▶ What you need to do: Copy the records that follow exactly as written, but not their pictures.

▶ Materials provided:
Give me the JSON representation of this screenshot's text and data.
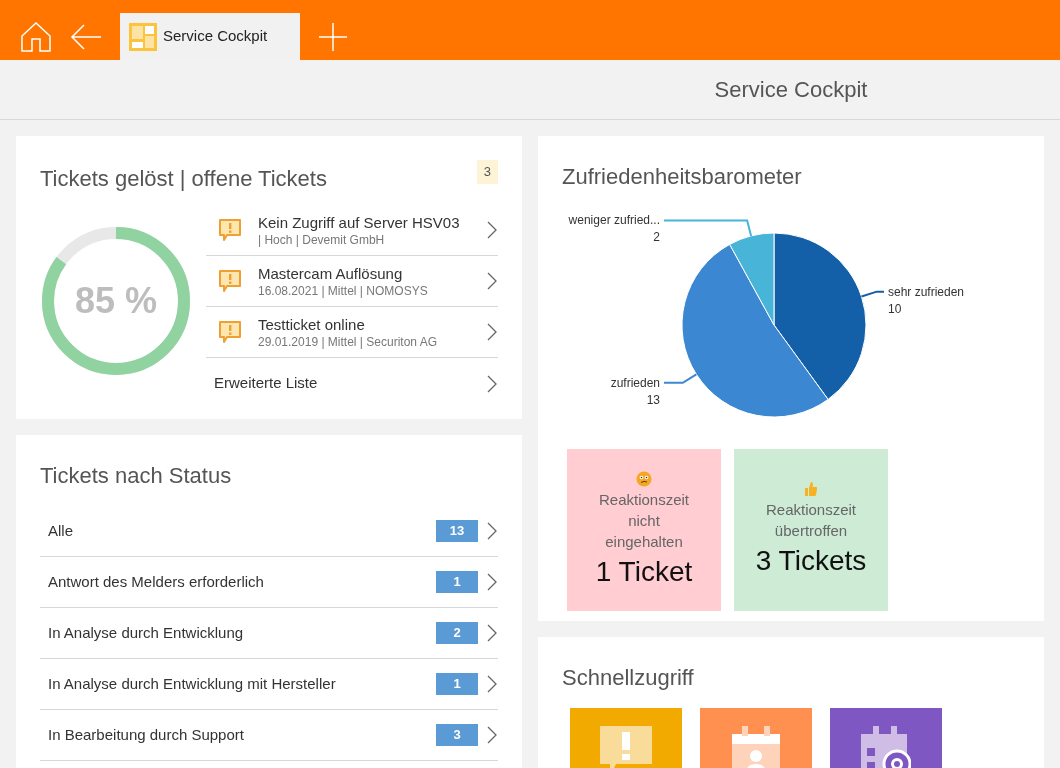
{
  "top_bar": {
    "tabs": [
      {
        "label": "Service Cockpit",
        "selected": true
      }
    ]
  },
  "page_title": "Service Cockpit",
  "tickets_card": {
    "title": "Tickets gelöst | offene Tickets",
    "count": "3",
    "ring": {
      "level": 0.85,
      "label": "85 %"
    },
    "tickets": [
      {
        "title": "Kein Zugriff auf Server HSV03",
        "meta": "| Hoch | Devemit GmbH"
      },
      {
        "title": "Mastercam Auflösung",
        "meta": "16.08.2021 | Mittel | NOMOSYS"
      },
      {
        "title": "Testticket online",
        "meta": "29.01.2019 | Mittel | Securiton AG"
      }
    ],
    "more_link": "Erweiterte Liste"
  },
  "status_card": {
    "title": "Tickets nach Status",
    "rows": [
      {
        "label": "Alle",
        "count": "13"
      },
      {
        "label": "Antwort des Melders erforderlich",
        "count": "1"
      },
      {
        "label": "In Analyse durch Entwicklung",
        "count": "2"
      },
      {
        "label": "In Analyse durch Entwicklung mit Hersteller",
        "count": "1"
      },
      {
        "label": "In Bearbeitung durch Support",
        "count": "3"
      }
    ]
  },
  "satisfaction_card": {
    "title": "Zufriedenheitsbarometer",
    "chart_data": {
      "type": "pie",
      "categories": [
        "sehr zufrieden",
        "zufrieden",
        "weniger zufried..."
      ],
      "series": [
        {
          "colors": [
            "#135fa8",
            "#3b87d1",
            "#48b4d8"
          ],
          "values": [
            10,
            13,
            2
          ]
        }
      ],
      "data_labels": true
    },
    "tiles": [
      {
        "kind": "missed",
        "text": "Reaktionszeit nicht eingehalten",
        "value": "1 Ticket"
      },
      {
        "kind": "exceeded",
        "text": "Reaktionszeit übertroffen",
        "value": "3 Tickets"
      }
    ]
  },
  "quick_access": {
    "title": "Schnellzugriff",
    "tiles": [
      {
        "kind": "ticket",
        "color": "#f2a900"
      },
      {
        "kind": "contact",
        "color": "#ff9050"
      },
      {
        "kind": "schedule",
        "color": "#7e57c2"
      }
    ]
  }
}
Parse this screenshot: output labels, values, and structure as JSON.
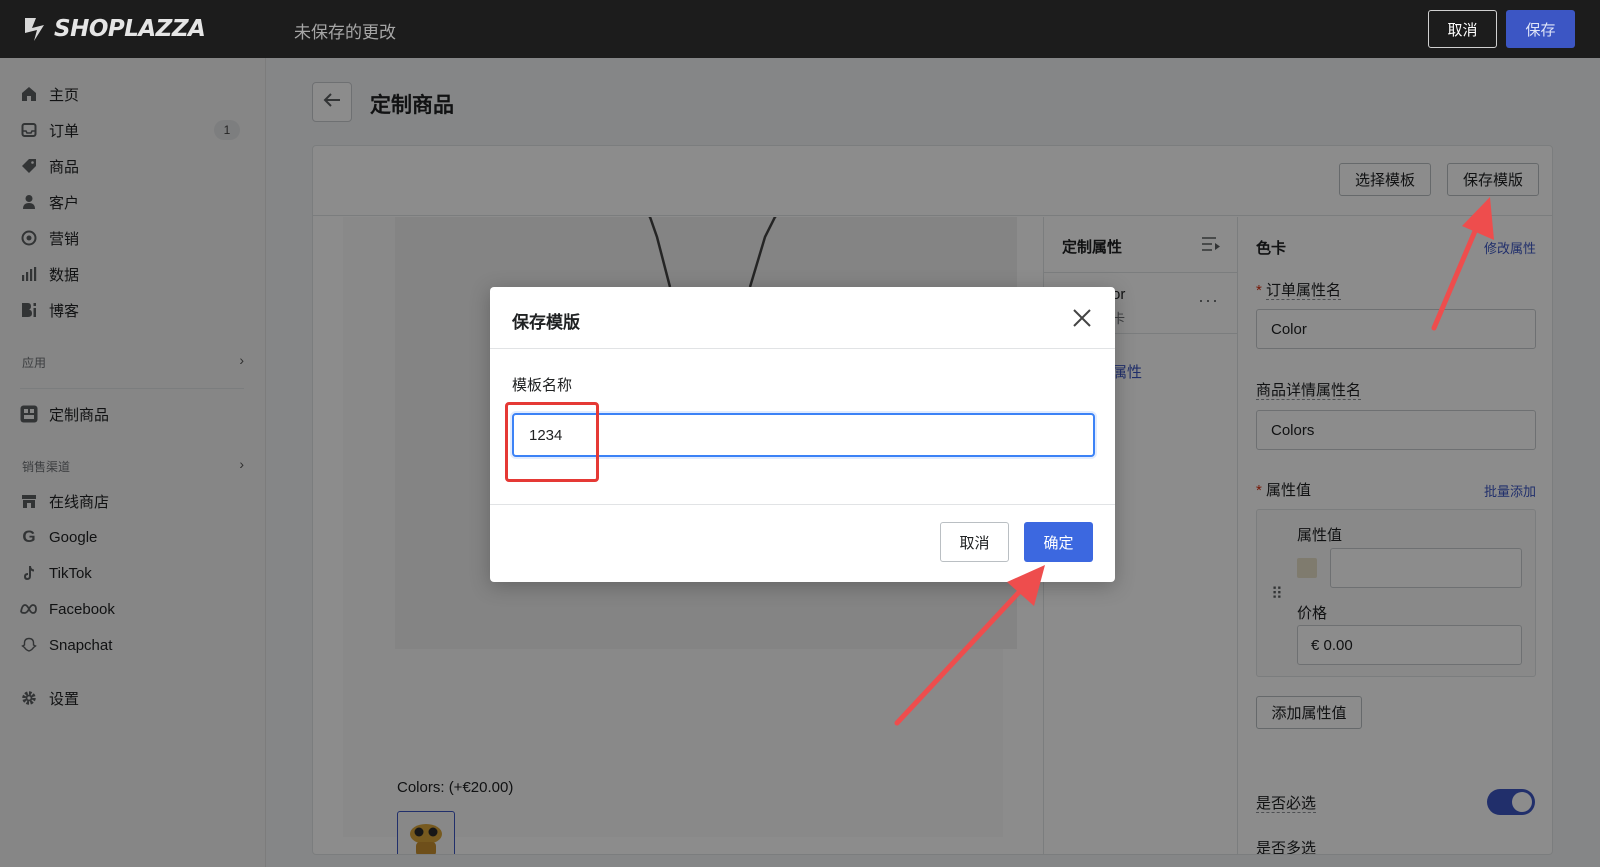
{
  "topbar": {
    "logo_text": "SHOPLAZZA",
    "status": "未保存的更改",
    "cancel_label": "取消",
    "save_label": "保存"
  },
  "sidebar": {
    "items": [
      {
        "label": "主页",
        "icon": "home-icon"
      },
      {
        "label": "订单",
        "icon": "inbox-icon",
        "badge": "1"
      },
      {
        "label": "商品",
        "icon": "tag-icon"
      },
      {
        "label": "客户",
        "icon": "person-icon"
      },
      {
        "label": "营销",
        "icon": "target-icon"
      },
      {
        "label": "数据",
        "icon": "bar-chart-icon"
      },
      {
        "label": "博客",
        "icon": "blog-icon"
      }
    ],
    "apps_label": "应用",
    "app_item": "定制商品",
    "channels_label": "销售渠道",
    "channels": [
      {
        "label": "在线商店",
        "icon": "store-icon"
      },
      {
        "label": "Google",
        "icon": "google-icon"
      },
      {
        "label": "TikTok",
        "icon": "tiktok-icon"
      },
      {
        "label": "Facebook",
        "icon": "meta-icon"
      },
      {
        "label": "Snapchat",
        "icon": "snapchat-icon"
      }
    ],
    "settings_label": "设置"
  },
  "page": {
    "title": "定制商品",
    "select_template": "选择模板",
    "save_template": "保存模版"
  },
  "preview": {
    "colors_label": "Colors:",
    "colors_price": "(+€20.00)"
  },
  "attributes": {
    "heading": "定制属性",
    "item_name_fragment": "or",
    "item_sub_fragment": "卡",
    "add_link_fragment": "属性"
  },
  "detail": {
    "heading": "色卡",
    "edit_link": "修改属性",
    "order_attr_label": "订单属性名",
    "order_attr_value": "Color",
    "detail_attr_label": "商品详情属性名",
    "detail_attr_value": "Colors",
    "values_label": "属性值",
    "bulk_add": "批量添加",
    "value_field_label": "属性值",
    "price_label": "价格",
    "price_value": "€ 0.00",
    "add_value_button": "添加属性值",
    "required_label": "是否必选",
    "multi_label": "是否多选"
  },
  "modal": {
    "title": "保存模版",
    "field_label": "模板名称",
    "field_value": "1234",
    "cancel_label": "取消",
    "confirm_label": "确定"
  },
  "colors": {
    "primary": "#3c56c4",
    "annotation": "#e53935"
  }
}
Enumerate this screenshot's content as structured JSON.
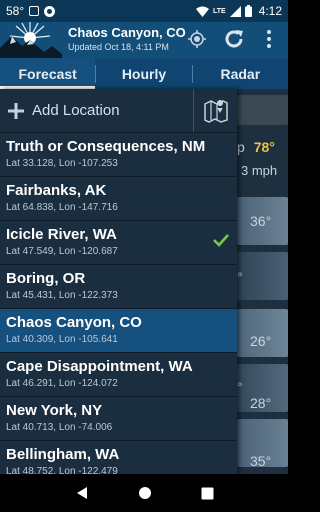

▶ Response:
Give me the JSON representation of this screenshot's text and data.
{
  "top_bar": {
    "tabs": [
      {
        "label": "Service Cockpit",
        "selected": true
      }
    ]
  },
  "page_title": "Service Cockpit",
  "tickets_card": {
    "title": "Tickets gelöst | offene Tickets",
    "count": "3",
    "ring": {
      "level": 0.85,
      "label": "85 %"
    },
    "tickets": [
      {
        "title": "Kein Zugriff auf Server HSV03",
        "meta": "| Hoch | Devemit GmbH"
      },
      {
        "title": "Mastercam Auflösung",
        "meta": "16.08.2021 | Mittel | NOMOSYS"
      },
      {
        "title": "Testticket online",
        "meta": "29.01.2019 | Mittel | Securiton AG"
      }
    ],
    "more_link": "Erweiterte Liste"
  },
  "status_card": {
    "title": "Tickets nach Status",
    "rows": [
      {
        "label": "Alle",
        "count": "13"
      },
      {
        "label": "Antwort des Melders erforderlich",
        "count": "1"
      },
      {
        "label": "In Analyse durch Entwicklung",
        "count": "2"
      },
      {
        "label": "In Analyse durch Entwicklung mit Hersteller",
        "count": "1"
      },
      {
        "label": "In Bearbeitung durch Support",
        "count": "3"
      }
    ]
  },
  "satisfaction_card": {
    "title": "Zufriedenheitsbarometer",
    "chart_data": {
      "type": "pie",
      "categories": [
        "sehr zufrieden",
        "zufrieden",
        "weniger zufried..."
      ],
      "series": [
        {
          "colors": [
            "#135fa8",
            "#3b87d1",
            "#48b4d8"
          ],
          "values": [
            10,
            13,
            2
          ]
        }
      ],
      "data_labels": true
    },
    "tiles": [
      {
        "kind": "missed",
        "text": "Reaktionszeit nicht eingehalten",
        "value": "1 Ticket"
      },
      {
        "kind": "exceeded",
        "text": "Reaktionszeit übertroffen",
        "value": "3 Tickets"
      }
    ]
  },
  "quick_access": {
    "title": "Schnellzugriff",
    "tiles": [
      {
        "kind": "ticket",
        "color": "#f2a900"
      },
      {
        "kind": "contact",
        "color": "#ff9050"
      },
      {
        "kind": "schedule",
        "color": "#7e57c2"
      }
    ]
  }
}
Parse this screenshot: output labels, values, and structure as JSON.
{
  "topbar": {
    "logo_text": "SHOPLAZZA",
    "status": "未保存的更改",
    "cancel_label": "取消",
    "save_label": "保存"
  },
  "sidebar": {
    "items": [
      {
        "label": "主页",
        "icon": "home-icon"
      },
      {
        "label": "订单",
        "icon": "inbox-icon",
        "badge": "1"
      },
      {
        "label": "商品",
        "icon": "tag-icon"
      },
      {
        "label": "客户",
        "icon": "person-icon"
      },
      {
        "label": "营销",
        "icon": "target-icon"
      },
      {
        "label": "数据",
        "icon": "bar-chart-icon"
      },
      {
        "label": "博客",
        "icon": "blog-icon"
      }
    ],
    "apps_label": "应用",
    "app_item": "定制商品",
    "channels_label": "销售渠道",
    "channels": [
      {
        "label": "在线商店",
        "icon": "store-icon"
      },
      {
        "label": "Google",
        "icon": "google-icon"
      },
      {
        "label": "TikTok",
        "icon": "tiktok-icon"
      },
      {
        "label": "Facebook",
        "icon": "meta-icon"
      },
      {
        "label": "Snapchat",
        "icon": "snapchat-icon"
      }
    ],
    "settings_label": "设置"
  },
  "page": {
    "title": "定制商品",
    "select_template": "选择模板",
    "save_template": "保存模版"
  },
  "preview": {
    "colors_label": "Colors:",
    "colors_price": "(+€20.00)"
  },
  "attributes": {
    "heading": "定制属性",
    "item_name_fragment": "or",
    "item_sub_fragment": "卡",
    "add_link_fragment": "属性"
  },
  "detail": {
    "heading": "色卡",
    "edit_link": "修改属性",
    "order_attr_label": "订单属性名",
    "order_attr_value": "Color",
    "detail_attr_label": "商品详情属性名",
    "detail_attr_value": "Colors",
    "values_label": "属性值",
    "bulk_add": "批量添加",
    "value_field_label": "属性值",
    "price_label": "价格",
    "price_value": "€ 0.00",
    "add_value_button": "添加属性值",
    "required_label": "是否必选",
    "multi_label": "是否多选"
  },
  "modal": {
    "title": "保存模版",
    "field_label": "模板名称",
    "field_value": "1234",
    "cancel_label": "取消",
    "confirm_label": "确定"
  },
  "colors": {
    "primary": "#3c56c4",
    "annotation": "#e53935"
  }
}
Enumerate this screenshot's content as structured JSON.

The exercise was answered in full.